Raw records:
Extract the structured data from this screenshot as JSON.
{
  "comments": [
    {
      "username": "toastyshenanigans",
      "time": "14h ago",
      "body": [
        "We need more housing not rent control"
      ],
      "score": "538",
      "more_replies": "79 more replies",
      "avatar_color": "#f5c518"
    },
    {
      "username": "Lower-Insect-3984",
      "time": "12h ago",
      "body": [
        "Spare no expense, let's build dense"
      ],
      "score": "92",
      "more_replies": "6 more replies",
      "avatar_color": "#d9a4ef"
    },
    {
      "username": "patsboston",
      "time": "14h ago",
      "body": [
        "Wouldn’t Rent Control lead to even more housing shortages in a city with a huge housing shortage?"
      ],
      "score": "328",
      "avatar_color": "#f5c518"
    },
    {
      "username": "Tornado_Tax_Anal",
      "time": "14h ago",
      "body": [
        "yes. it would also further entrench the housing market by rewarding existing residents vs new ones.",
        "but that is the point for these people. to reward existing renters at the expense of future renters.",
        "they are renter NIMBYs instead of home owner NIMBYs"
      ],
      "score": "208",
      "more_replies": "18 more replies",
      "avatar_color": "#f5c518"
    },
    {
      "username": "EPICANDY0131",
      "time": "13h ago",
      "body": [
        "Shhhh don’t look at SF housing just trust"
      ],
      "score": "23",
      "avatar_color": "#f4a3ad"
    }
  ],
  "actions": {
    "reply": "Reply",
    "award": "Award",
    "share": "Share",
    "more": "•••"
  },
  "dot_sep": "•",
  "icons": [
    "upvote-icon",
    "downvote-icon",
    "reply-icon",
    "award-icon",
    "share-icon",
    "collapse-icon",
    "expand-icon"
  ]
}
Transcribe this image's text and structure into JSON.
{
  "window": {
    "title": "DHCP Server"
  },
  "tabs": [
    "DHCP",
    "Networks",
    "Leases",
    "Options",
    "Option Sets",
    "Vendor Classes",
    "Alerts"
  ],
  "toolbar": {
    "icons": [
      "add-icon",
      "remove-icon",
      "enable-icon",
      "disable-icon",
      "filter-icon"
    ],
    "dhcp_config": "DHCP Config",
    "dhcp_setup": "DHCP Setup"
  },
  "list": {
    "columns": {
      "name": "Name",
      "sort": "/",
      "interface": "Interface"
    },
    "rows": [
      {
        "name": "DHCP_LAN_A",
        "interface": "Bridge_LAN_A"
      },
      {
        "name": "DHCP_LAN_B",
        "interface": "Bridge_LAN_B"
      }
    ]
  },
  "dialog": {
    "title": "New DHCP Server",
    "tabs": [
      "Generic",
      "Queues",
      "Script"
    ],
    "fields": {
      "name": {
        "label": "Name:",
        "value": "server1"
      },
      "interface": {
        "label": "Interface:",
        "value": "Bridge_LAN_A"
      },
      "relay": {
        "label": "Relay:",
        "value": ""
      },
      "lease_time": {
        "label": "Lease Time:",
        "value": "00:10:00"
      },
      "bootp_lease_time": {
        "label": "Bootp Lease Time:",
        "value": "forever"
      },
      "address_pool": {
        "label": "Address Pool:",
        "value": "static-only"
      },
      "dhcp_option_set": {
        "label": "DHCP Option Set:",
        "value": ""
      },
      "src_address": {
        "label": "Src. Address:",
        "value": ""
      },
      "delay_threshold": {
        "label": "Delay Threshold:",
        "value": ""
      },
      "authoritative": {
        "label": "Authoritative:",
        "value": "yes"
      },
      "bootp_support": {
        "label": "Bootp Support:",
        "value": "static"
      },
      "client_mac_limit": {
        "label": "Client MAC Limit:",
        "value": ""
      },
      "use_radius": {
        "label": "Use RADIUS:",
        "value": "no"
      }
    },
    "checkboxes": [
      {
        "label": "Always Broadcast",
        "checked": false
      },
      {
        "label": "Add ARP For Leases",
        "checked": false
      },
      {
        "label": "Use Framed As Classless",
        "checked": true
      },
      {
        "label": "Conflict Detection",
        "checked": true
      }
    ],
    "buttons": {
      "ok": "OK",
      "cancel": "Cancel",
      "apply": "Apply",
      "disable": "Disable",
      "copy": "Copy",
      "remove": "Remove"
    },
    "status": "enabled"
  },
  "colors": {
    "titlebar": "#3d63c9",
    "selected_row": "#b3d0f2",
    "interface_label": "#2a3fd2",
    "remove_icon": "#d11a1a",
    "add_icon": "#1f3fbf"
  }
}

• What is asked
Every entry in the listing must be retyped exactly.

• Task output
Extract the structured data from this screenshot as JSON.
{
  "comments": [
    {
      "username": "toastyshenanigans",
      "time": "14h ago",
      "body": [
        "We need more housing not rent control"
      ],
      "score": "538",
      "more_replies": "79 more replies",
      "avatar_color": "#f5c518"
    },
    {
      "username": "Lower-Insect-3984",
      "time": "12h ago",
      "body": [
        "Spare no expense, let's build dense"
      ],
      "score": "92",
      "more_replies": "6 more replies",
      "avatar_color": "#d9a4ef"
    },
    {
      "username": "patsboston",
      "time": "14h ago",
      "body": [
        "Wouldn’t Rent Control lead to even more housing shortages in a city with a huge housing shortage?"
      ],
      "score": "328",
      "avatar_color": "#f5c518"
    },
    {
      "username": "Tornado_Tax_Anal",
      "time": "14h ago",
      "body": [
        "yes. it would also further entrench the housing market by rewarding existing residents vs new ones.",
        "but that is the point for these people. to reward existing renters at the expense of future renters.",
        "they are renter NIMBYs instead of home owner NIMBYs"
      ],
      "score": "208",
      "more_replies": "18 more replies",
      "avatar_color": "#f5c518"
    },
    {
      "username": "EPICANDY0131",
      "time": "13h ago",
      "body": [
        "Shhhh don’t look at SF housing just trust"
      ],
      "score": "23",
      "avatar_color": "#f4a3ad"
    }
  ],
  "actions": {
    "reply": "Reply",
    "award": "Award",
    "share": "Share",
    "more": "•••"
  },
  "dot_sep": "•",
  "icons": [
    "upvote-icon",
    "downvote-icon",
    "reply-icon",
    "award-icon",
    "share-icon",
    "collapse-icon",
    "expand-icon"
  ]
}
Transcribe this image's text and structure into JSON.
{
  "window": {
    "title": "DHCP Server"
  },
  "tabs": [
    "DHCP",
    "Networks",
    "Leases",
    "Options",
    "Option Sets",
    "Vendor Classes",
    "Alerts"
  ],
  "toolbar": {
    "icons": [
      "add-icon",
      "remove-icon",
      "enable-icon",
      "disable-icon",
      "filter-icon"
    ],
    "dhcp_config": "DHCP Config",
    "dhcp_setup": "DHCP Setup"
  },
  "list": {
    "columns": {
      "name": "Name",
      "sort": "/",
      "interface": "Interface"
    },
    "rows": [
      {
        "name": "DHCP_LAN_A",
        "interface": "Bridge_LAN_A"
      },
      {
        "name": "DHCP_LAN_B",
        "interface": "Bridge_LAN_B"
      }
    ]
  },
  "dialog": {
    "title": "New DHCP Server",
    "tabs": [
      "Generic",
      "Queues",
      "Script"
    ],
    "fields": {
      "name": {
        "label": "Name:",
        "value": "server1"
      },
      "interface": {
        "label": "Interface:",
        "value": "Bridge_LAN_A"
      },
      "relay": {
        "label": "Relay:",
        "value": ""
      },
      "lease_time": {
        "label": "Lease Time:",
        "value": "00:10:00"
      },
      "bootp_lease_time": {
        "label": "Bootp Lease Time:",
        "value": "forever"
      },
      "address_pool": {
        "label": "Address Pool:",
        "value": "static-only"
      },
      "dhcp_option_set": {
        "label": "DHCP Option Set:",
        "value": ""
      },
      "src_address": {
        "label": "Src. Address:",
        "value": ""
      },
      "delay_threshold": {
        "label": "Delay Threshold:",
        "value": ""
      },
      "authoritative": {
        "label": "Authoritative:",
        "value": "yes"
      },
      "bootp_support": {
        "label": "Bootp Support:",
        "value": "static"
      },
      "client_mac_limit": {
        "label": "Client MAC Limit:",
        "value": ""
      },
      "use_radius": {
        "label": "Use RADIUS:",
        "value": "no"
      }
    },
    "checkboxes": [
      {
        "label": "Always Broadcast",
        "checked": false
      },
      {
        "label": "Add ARP For Leases",
        "checked": false
      },
      {
        "label": "Use Framed As Classless",
        "checked": true
      },
      {
        "label": "Conflict Detection",
        "checked": true
      }
    ],
    "buttons": {
      "ok": "OK",
      "cancel": "Cancel",
      "apply": "Apply",
      "disable": "Disable",
      "copy": "Copy",
      "remove": "Remove"
    },
    "status": "enabled"
  },
  "colors": {
    "titlebar": "#3d63c9",
    "selected_row": "#b3d0f2",
    "interface_label": "#2a3fd2",
    "remove_icon": "#d11a1a",
    "add_icon": "#1f3fbf"
  }
}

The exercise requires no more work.